## EXERCISE
Retype the portion of the differential dynamic programming text below, starting at "Differential dynamic programming (DDP)" and ending at "step-wise Newton's method.".
begin QUOTED PASSAGE
Differential dynamic programming

Differential dynamic programming (DDP) is an optimal control algorithm of the trajectory optimization class. The algorithm was introduced in 1966 by Mayne and subsequently analysed in Jacobson and Mayne's eponymous book. The algorithm uses locally-quadratic models of the dynamics and cost functions, and displays quadratic convergence. It is closely related to Pantoja's step-wise Newton's method.

The dynamics

${\displaystyle \mathbf {x} _{i+1}=\mathbf {f} (\mathbf {x} _{i},\mathbf {u} _{i})}$

1

describe the evolution of the state ${\displaystyle \textstyle \mathbf {x} }$given the control ${\displaystyle \mathbf {u} }$from time ${\displaystyle i}$to time ${\displaystyle i+1}$. The total cost ${\displaystyle J_{0}}$is the sum of running costs ${\displaystyle \textstyle \ell }$and final cost ${\displaystyle \ell _{f}}$, incurred when starting from state ${\displaystyle \mathbf {x} }$and applying the control sequence ${\displaystyle \mathbf {U} \equiv \{\mathbf {u} _{0},\mathbf {u} _{1}\dots ,\mathbf {u} _{N-1}\}}$until the horizon is reached:

${\displaystyle J_{0}(\mathbf {x} ,\mathbf {U} )=\sum _{i=0}^{N-1}\ell (\mathbf {x} _{i},\mathbf {u} _{i})+\ell _{f}(\mathbf {x} _{N}),}$

where ${\displaystyle \mathbf {x} _{0}\equiv \mathbf {x} }$, and the ${\displaystyle \mathbf {x} _{i}}$for ${\displaystyle i>0}$are given by Eq. 1. The solution of the optimal control problem is the minimizing control sequence ${\displaystyle \mathbf {U} ^{*}(\mathbf {x} )\equiv \operatorname {argmin} _{\mathbf {U} }J_{0}(\mathbf {x} ,\mathbf {U} ).}$Trajectory optimization means finding ${\displaystyle \mathbf {U} ^{*}(\mathbf {x} )}$for a particular ${\displaystyle \mathbf {x} _{0}}$, rather than for all possible initial states.
end QUOTED PASSAGE
begin GIVEN DATA
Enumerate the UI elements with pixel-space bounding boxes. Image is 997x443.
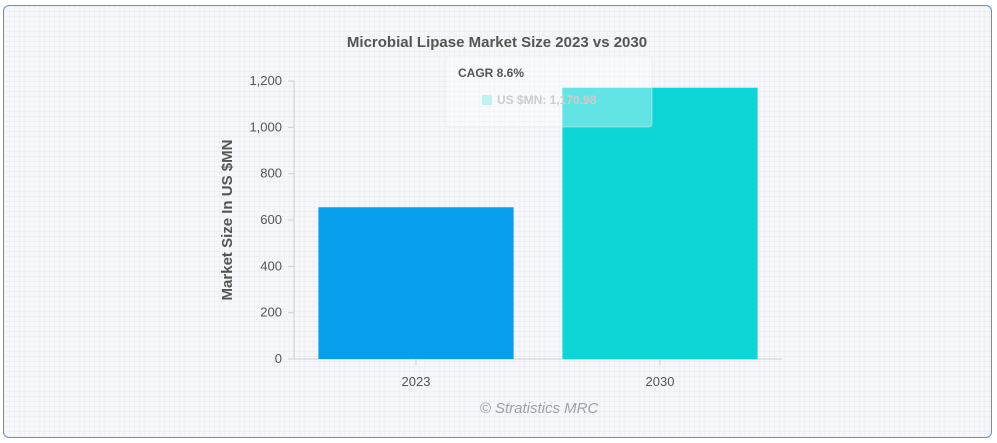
end GIVEN DATA
## FINAL RESULT
Differential dynamic programming (DDP) is an optimal control algorithm of the trajectory optimization class. The algorithm was introduced in 1966 by Mayne and subsequently analysed in Jacobson and Mayne's eponymous book. The algorithm uses locally-quadratic models of the dynamics and cost functions, and displays quadratic convergence. It is closely related to Pantoja's step-wise Newton's method.